Exercise brief: Return each line containing "Tech".

Supplied records:
-- BEGIN --
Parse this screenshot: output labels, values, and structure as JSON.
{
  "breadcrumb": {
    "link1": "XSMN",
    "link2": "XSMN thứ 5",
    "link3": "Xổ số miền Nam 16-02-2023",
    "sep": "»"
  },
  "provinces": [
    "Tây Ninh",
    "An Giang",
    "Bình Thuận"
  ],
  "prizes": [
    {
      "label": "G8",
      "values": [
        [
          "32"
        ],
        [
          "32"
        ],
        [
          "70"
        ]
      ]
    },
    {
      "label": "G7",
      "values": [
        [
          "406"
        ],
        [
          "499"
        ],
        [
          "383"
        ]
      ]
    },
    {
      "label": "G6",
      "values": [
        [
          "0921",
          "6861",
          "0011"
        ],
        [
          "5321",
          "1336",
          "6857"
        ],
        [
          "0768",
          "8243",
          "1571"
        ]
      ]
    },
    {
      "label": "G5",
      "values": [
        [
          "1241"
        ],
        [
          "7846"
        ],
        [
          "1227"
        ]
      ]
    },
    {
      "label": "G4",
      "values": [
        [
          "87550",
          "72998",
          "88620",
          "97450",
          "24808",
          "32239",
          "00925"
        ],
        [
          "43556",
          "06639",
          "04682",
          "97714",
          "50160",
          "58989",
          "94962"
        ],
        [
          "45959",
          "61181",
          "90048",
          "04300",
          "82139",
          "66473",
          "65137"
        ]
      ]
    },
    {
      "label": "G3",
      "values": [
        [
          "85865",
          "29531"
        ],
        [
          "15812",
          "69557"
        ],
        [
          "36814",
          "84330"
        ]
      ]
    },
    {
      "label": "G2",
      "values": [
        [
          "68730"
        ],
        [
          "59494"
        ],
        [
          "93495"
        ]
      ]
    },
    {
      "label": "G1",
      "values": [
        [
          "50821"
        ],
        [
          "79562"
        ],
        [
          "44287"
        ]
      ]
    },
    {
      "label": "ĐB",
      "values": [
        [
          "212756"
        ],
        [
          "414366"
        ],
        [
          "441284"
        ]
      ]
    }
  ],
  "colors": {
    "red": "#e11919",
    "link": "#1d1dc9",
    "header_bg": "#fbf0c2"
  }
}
-- END --
-- BEGIN --
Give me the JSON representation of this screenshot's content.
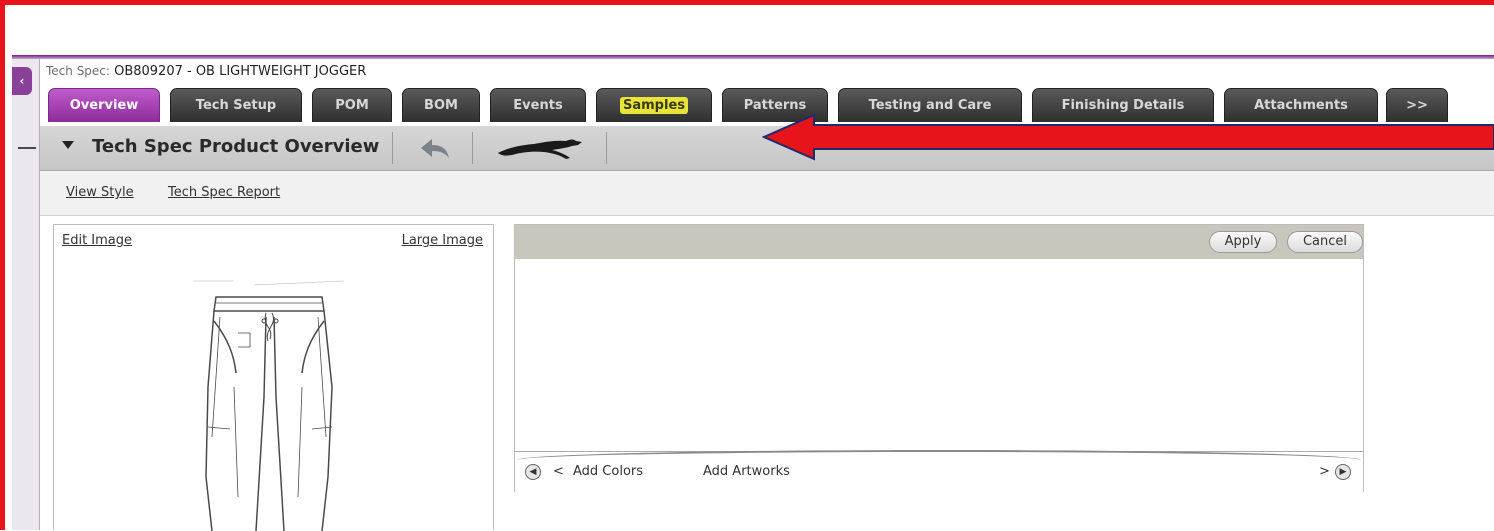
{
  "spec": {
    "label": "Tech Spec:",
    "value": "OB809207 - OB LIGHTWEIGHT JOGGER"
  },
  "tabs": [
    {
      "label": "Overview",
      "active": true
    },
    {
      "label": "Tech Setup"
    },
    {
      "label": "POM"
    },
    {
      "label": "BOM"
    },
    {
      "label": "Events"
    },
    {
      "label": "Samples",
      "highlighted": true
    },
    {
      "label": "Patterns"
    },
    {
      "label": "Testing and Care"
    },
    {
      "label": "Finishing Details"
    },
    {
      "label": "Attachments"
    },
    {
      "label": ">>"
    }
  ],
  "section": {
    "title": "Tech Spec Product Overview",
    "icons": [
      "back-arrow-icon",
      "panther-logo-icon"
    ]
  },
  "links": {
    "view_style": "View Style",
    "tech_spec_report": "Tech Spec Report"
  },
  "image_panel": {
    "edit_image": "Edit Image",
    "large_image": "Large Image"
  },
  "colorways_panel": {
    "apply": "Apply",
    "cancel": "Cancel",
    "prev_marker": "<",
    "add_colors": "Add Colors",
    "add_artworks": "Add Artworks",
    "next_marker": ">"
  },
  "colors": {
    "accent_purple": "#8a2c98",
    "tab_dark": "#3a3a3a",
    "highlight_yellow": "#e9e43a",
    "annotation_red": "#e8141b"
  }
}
-- END --
Written solution:
    "label": "Tech Spec:",
      "label": "Tech Setup"
    "title": "Tech Spec Product Overview",
    "tech_spec_report": "Tech Spec Report"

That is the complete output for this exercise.